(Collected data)
========

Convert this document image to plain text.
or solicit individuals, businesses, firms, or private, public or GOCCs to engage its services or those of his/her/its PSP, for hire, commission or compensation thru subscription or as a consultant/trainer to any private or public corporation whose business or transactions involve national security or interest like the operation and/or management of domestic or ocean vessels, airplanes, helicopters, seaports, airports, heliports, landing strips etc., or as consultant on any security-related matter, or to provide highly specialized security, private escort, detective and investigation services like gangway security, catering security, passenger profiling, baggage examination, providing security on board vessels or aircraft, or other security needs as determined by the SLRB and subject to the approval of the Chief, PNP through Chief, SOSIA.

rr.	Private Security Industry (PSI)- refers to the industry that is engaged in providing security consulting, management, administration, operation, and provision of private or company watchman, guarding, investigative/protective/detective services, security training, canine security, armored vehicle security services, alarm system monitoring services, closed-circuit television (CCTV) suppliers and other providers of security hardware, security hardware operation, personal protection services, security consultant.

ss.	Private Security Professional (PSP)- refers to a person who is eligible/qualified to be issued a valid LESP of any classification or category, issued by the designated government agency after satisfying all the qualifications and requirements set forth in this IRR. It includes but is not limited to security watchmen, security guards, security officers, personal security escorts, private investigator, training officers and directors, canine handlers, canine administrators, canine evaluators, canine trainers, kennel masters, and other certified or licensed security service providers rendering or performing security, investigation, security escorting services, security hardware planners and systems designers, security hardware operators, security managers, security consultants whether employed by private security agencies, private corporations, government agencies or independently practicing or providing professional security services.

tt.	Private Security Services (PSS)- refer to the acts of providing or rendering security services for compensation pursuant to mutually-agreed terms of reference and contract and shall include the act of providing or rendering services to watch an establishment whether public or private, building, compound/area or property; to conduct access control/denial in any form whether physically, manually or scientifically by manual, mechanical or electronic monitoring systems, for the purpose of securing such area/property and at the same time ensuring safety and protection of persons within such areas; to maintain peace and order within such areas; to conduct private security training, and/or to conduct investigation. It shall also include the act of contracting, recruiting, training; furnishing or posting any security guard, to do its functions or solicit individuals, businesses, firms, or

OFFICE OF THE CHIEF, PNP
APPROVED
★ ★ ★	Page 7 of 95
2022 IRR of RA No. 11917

========

> _Short exercise_
Repeat every entry exactly, please.

> _Solved problem_
Convert this document image to plain text.
or solicit individuals, businesses, firms, or private, public or GOCCs to engage its services or those of his/her/its PSP, for hire, commission or compensation thru subscription or as a consultant/trainer to any private or public corporation whose business or transactions involve national security or interest like the operation and/or management of domestic or ocean vessels, airplanes, helicopters, seaports, airports, heliports, landing strips etc., or as consultant on any security-related matter, or to provide highly specialized security, private escort, detective and investigation services like gangway security, catering security, passenger profiling, baggage examination, providing security on board vessels or aircraft, or other security needs as determined by the SLRB and subject to the approval of the Chief, PNP through Chief, SOSIA.

rr.	Private Security Industry (PSI)- refers to the industry that is engaged in providing security consulting, management, administration, operation, and provision of private or company watchman, guarding, investigative/protective/detective services, security training, canine security, armored vehicle security services, alarm system monitoring services, closed-circuit television (CCTV) suppliers and other providers of security hardware, security hardware operation, personal protection services, security consultant.

ss.	Private Security Professional (PSP)- refers to a person who is eligible/qualified to be issued a valid LESP of any classification or category, issued by the designated government agency after satisfying all the qualifications and requirements set forth in this IRR. It includes but is not limited to security watchmen, security guards, security officers, personal security escorts, private investigator, training officers and directors, canine handlers, canine administrators, canine evaluators, canine trainers, kennel masters, and other certified or licensed security service providers rendering or performing security, investigation, security escorting services, security hardware planners and systems designers, security hardware operators, security managers, security consultants whether employed by private security agencies, private corporations, government agencies or independently practicing or providing professional security services.

tt.	Private Security Services (PSS)- refer to the acts of providing or rendering security services for compensation pursuant to mutually-agreed terms of reference and contract and shall include the act of providing or rendering services to watch an establishment whether public or private, building, compound/area or property; to conduct access control/denial in any form whether physically, manually or scientifically by manual, mechanical or electronic monitoring systems, for the purpose of securing such area/property and at the same time ensuring safety and protection of persons within such areas; to maintain peace and order within such areas; to conduct private security training, and/or to conduct investigation. It shall also include the act of contracting, recruiting, training; furnishing or posting any security guard, to do its functions or solicit individuals, businesses, firms, or

OFFICE OF THE CHIEF, PNP
APPROVED
★ ★ ★	Page 7 of 95
2022 IRR of RA No. 11917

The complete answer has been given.